• Excerpted text:
start

With the winners of the Golden Goblet Award (Jin Jue Award in Chinese) unveiled, the 13th Shanghai International Film Festival (SIFF) came to its close on Sunday at the Shanghai Grand Theater, and the ceremony garnered its usual thrills, surprises and disappointments.

Two films, Kiss Me Again from Italy and Deep In The Clouds from China, turned out to be the big winners of this year's Golden Goblet Award.

Kiss Me Again, directed by Gabriele Muccino, won three awards including Best Feature Film. Chinese director Liu Jie won Best Director for his film Deep In The Clouds which also scooped two other awards at the closing ceremony of the nine-day festival.

More than 2,000 films from 81 countries and regions applied for the competition in this year's festival, hitting a record high, and the more than 140 screenings at 25 major cinemas around the city brought over 300 Chinese and foreign celebrities to Shanghai, good result for the only high-profile film award in China.

The annual festival gained a great deal of ground in encouraging new Chinese talent and meeting the tastes of fans.

This year's Best Asian New Talent Film Award went to actress-turned-director Jiang Wenli for her drama Lan. The film is Jiang's first work as a director and screenwriter.

Jiang, the famous Chinese actress, said the award was a great birthday present - her birthday was on June 20, two days after the Asian New Talent Award ceremony.

The festival has also provided a smorgasbord of movies that had not officially been previously introduced into China.

end

• What this exercise asks:
a) List every film title mentioned in the film festival report.
b) Repeat word for word everything in the film festival report from "Jiang, the famous" down to "Talent Award ceremony.".
The film festival report is all you need, so the listing that follows can be left aside.

• Given material:

start

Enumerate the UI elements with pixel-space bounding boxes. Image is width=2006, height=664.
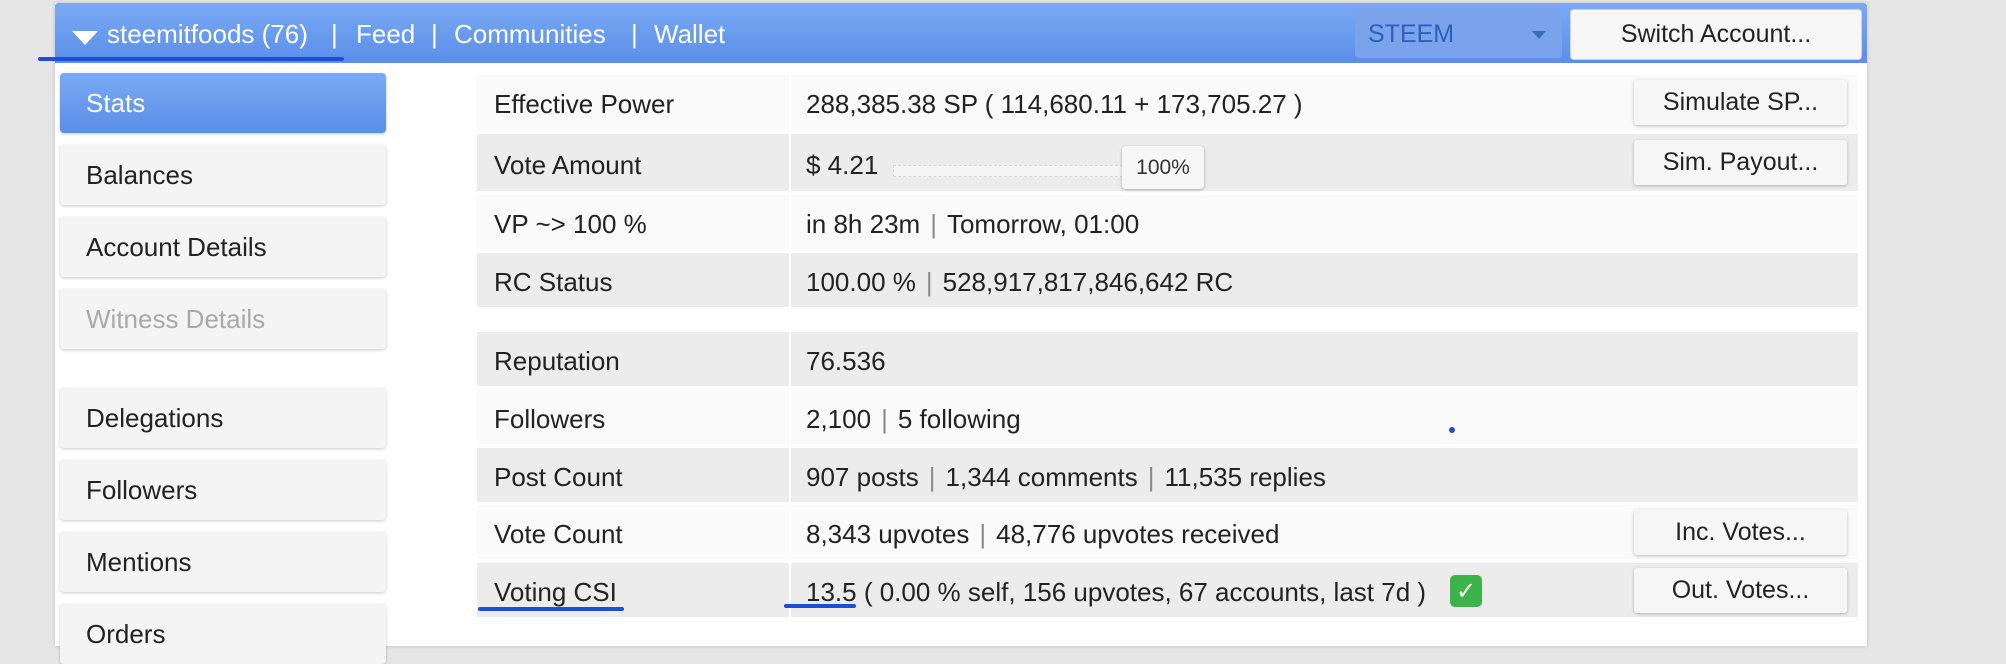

end

• Solutions in order:
a)
Kiss Me Again
Deep In The Clouds
Lan

b)
Jiang, the famous Chinese actress, said the award was a great birthday present - her birthday was on June 20, two days after the Asian New Talent Award ceremony.